* start Records supplied *

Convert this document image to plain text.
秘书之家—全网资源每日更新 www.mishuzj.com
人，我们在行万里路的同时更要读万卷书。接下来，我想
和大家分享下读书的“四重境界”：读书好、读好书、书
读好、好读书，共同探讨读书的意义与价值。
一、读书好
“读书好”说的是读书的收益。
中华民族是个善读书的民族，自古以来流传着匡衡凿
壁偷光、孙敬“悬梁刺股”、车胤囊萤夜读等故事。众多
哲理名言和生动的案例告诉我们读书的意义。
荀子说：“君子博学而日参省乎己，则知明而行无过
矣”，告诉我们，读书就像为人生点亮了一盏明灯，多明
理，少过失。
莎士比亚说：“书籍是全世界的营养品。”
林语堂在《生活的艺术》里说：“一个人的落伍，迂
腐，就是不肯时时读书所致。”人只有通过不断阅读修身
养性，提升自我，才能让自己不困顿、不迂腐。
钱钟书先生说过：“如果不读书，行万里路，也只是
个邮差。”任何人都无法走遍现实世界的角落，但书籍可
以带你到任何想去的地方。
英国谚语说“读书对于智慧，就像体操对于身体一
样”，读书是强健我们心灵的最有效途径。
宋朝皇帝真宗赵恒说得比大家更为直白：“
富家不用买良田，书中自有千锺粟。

* end Records supplied *
* start Records supplied *

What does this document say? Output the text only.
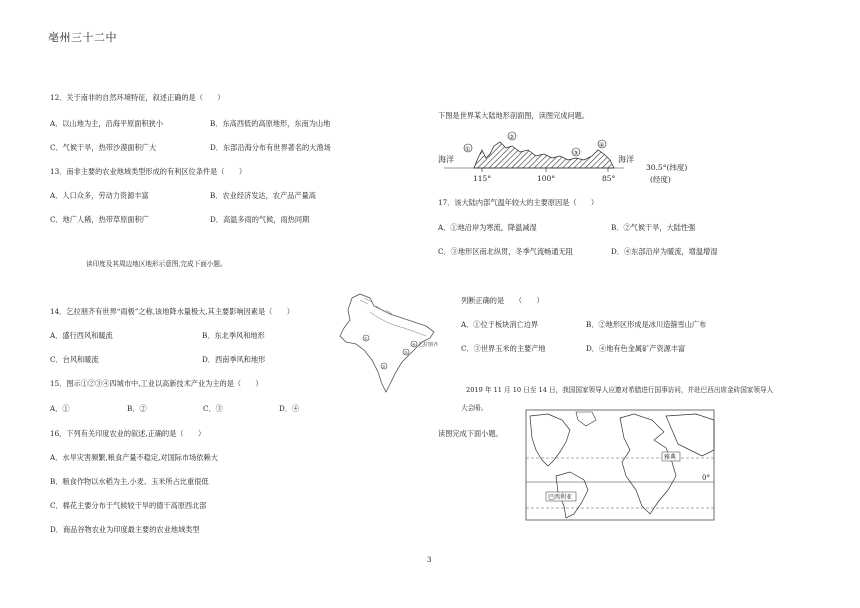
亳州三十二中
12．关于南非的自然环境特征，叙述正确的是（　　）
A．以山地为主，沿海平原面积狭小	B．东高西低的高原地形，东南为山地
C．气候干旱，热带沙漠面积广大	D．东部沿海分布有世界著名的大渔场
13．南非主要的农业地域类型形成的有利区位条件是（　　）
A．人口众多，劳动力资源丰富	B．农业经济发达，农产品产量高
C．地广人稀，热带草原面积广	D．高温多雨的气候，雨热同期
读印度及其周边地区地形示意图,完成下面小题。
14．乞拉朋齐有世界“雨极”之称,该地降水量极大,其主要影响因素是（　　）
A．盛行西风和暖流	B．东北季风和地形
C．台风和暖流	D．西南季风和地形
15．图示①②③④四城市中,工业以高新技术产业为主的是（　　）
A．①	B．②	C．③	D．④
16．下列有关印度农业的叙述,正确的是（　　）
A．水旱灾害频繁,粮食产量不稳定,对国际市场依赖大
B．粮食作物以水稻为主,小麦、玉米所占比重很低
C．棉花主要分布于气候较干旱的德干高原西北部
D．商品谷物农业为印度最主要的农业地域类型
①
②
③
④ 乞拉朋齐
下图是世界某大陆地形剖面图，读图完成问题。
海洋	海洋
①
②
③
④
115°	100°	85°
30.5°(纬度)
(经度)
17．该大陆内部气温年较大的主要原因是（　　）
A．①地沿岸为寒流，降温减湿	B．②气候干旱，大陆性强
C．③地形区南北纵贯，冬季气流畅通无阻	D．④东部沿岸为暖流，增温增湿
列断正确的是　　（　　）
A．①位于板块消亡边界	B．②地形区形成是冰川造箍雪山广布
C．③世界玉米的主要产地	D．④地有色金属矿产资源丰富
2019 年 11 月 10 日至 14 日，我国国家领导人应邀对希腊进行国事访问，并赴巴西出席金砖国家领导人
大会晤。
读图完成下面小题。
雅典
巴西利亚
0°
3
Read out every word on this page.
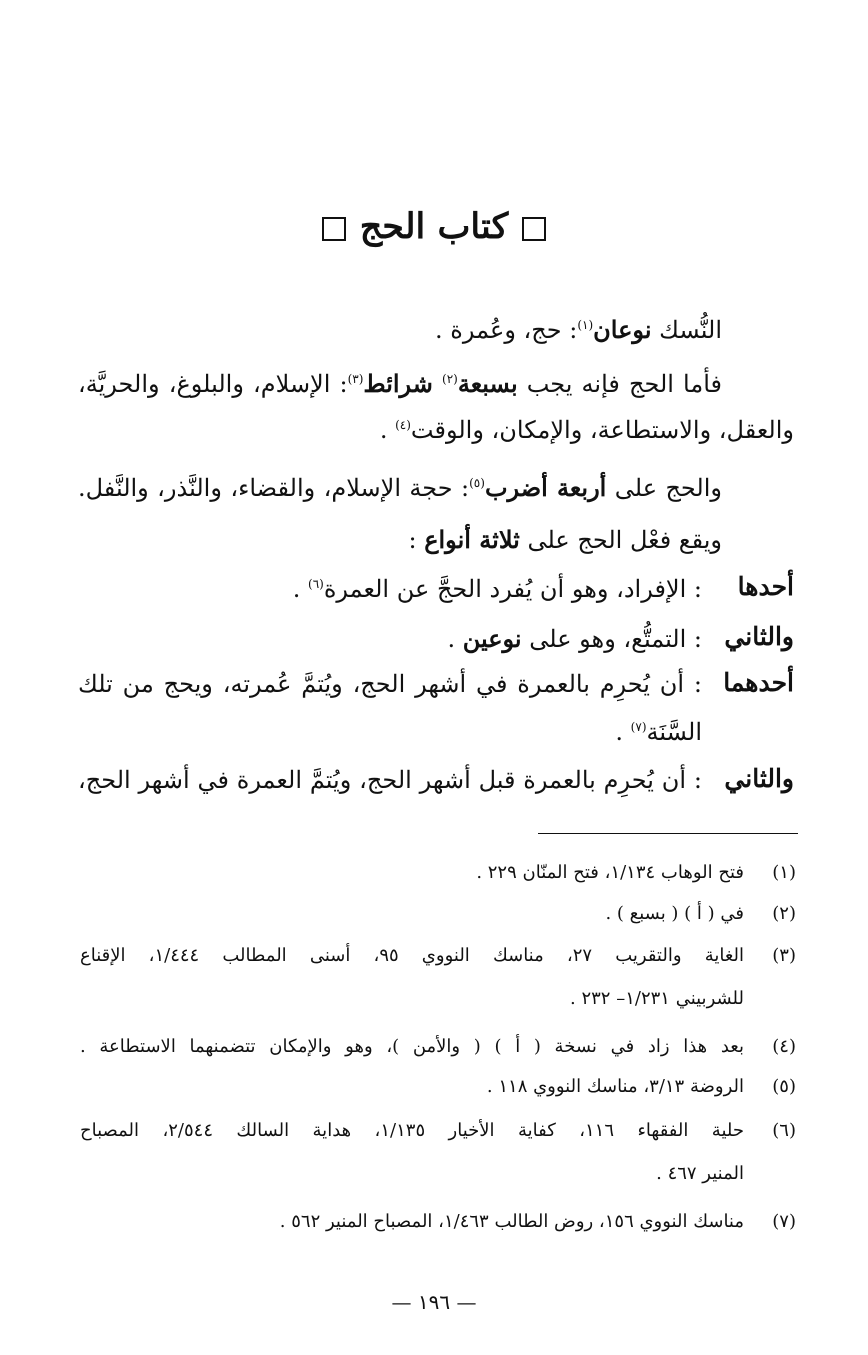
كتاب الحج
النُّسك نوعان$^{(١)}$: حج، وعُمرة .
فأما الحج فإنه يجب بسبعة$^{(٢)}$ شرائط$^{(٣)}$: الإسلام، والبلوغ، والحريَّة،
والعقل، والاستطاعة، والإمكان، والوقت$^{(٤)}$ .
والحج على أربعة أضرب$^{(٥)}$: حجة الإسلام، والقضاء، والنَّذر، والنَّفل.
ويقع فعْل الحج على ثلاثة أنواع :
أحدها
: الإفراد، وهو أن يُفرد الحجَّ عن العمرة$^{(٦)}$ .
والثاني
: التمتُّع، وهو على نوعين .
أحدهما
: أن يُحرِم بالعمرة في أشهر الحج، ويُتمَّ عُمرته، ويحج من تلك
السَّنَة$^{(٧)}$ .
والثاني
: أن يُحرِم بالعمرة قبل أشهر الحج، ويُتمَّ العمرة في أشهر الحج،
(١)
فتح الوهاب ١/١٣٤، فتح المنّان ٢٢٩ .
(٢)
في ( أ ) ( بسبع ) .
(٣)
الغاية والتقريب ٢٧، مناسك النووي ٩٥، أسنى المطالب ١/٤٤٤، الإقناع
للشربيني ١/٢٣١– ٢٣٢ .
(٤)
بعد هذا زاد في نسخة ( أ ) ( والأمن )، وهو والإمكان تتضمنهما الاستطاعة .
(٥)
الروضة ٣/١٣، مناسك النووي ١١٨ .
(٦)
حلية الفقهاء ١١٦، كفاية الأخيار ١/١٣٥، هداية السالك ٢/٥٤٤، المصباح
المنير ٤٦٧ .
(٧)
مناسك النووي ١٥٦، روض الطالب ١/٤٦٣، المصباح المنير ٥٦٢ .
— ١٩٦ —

* end Records supplied *

* Job
Find the string "الإسلام" in the entries above and return each line that holds it.

* Answer to this exercise
فأما الحج فإنه يجب بسبعة$^{(٢)}$ شرائط$^{(٣)}$: الإسلام، والبلوغ، والحريَّة،
والحج على أربعة أضرب$^{(٥)}$: حجة الإسلام، والقضاء، والنَّذر، والنَّفل.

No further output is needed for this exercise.